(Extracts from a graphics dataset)
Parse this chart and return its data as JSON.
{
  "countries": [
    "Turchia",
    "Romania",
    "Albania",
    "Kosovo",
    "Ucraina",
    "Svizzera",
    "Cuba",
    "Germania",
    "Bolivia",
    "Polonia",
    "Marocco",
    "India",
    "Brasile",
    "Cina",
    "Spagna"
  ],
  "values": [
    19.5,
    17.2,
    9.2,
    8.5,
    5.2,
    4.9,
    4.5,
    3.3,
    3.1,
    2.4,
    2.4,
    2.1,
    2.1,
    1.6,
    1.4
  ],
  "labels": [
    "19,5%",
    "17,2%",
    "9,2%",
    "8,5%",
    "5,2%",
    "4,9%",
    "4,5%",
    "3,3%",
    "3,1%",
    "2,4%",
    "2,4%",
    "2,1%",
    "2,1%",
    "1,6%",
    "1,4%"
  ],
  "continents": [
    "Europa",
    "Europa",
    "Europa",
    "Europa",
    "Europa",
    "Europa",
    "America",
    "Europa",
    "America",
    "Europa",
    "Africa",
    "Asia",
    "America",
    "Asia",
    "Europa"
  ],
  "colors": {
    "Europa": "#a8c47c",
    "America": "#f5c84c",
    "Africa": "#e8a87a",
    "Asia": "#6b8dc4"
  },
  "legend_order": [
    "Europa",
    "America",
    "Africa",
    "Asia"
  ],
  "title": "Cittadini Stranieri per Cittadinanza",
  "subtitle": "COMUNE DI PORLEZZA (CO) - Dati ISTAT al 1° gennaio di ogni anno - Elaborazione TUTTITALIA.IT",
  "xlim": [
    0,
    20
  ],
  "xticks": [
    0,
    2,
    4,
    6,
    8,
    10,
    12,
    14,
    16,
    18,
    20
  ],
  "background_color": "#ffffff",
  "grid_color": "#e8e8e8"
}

• GIVEN PROBLEM:
Repeat the listing in full, keeping every line exactly as it is.

• ANSWER TO THIS EXERCISE:
Parse this chart and return its data as JSON.
{
  "countries": [
    "Turchia",
    "Romania",
    "Albania",
    "Kosovo",
    "Ucraina",
    "Svizzera",
    "Cuba",
    "Germania",
    "Bolivia",
    "Polonia",
    "Marocco",
    "India",
    "Brasile",
    "Cina",
    "Spagna"
  ],
  "values": [
    19.5,
    17.2,
    9.2,
    8.5,
    5.2,
    4.9,
    4.5,
    3.3,
    3.1,
    2.4,
    2.4,
    2.1,
    2.1,
    1.6,
    1.4
  ],
  "labels": [
    "19,5%",
    "17,2%",
    "9,2%",
    "8,5%",
    "5,2%",
    "4,9%",
    "4,5%",
    "3,3%",
    "3,1%",
    "2,4%",
    "2,4%",
    "2,1%",
    "2,1%",
    "1,6%",
    "1,4%"
  ],
  "continents": [
    "Europa",
    "Europa",
    "Europa",
    "Europa",
    "Europa",
    "Europa",
    "America",
    "Europa",
    "America",
    "Europa",
    "Africa",
    "Asia",
    "America",
    "Asia",
    "Europa"
  ],
  "colors": {
    "Europa": "#a8c47c",
    "America": "#f5c84c",
    "Africa": "#e8a87a",
    "Asia": "#6b8dc4"
  },
  "legend_order": [
    "Europa",
    "America",
    "Africa",
    "Asia"
  ],
  "title": "Cittadini Stranieri per Cittadinanza",
  "subtitle": "COMUNE DI PORLEZZA (CO) - Dati ISTAT al 1° gennaio di ogni anno - Elaborazione TUTTITALIA.IT",
  "xlim": [
    0,
    20
  ],
  "xticks": [
    0,
    2,
    4,
    6,
    8,
    10,
    12,
    14,
    16,
    18,
    20
  ],
  "background_color": "#ffffff",
  "grid_color": "#e8e8e8"
}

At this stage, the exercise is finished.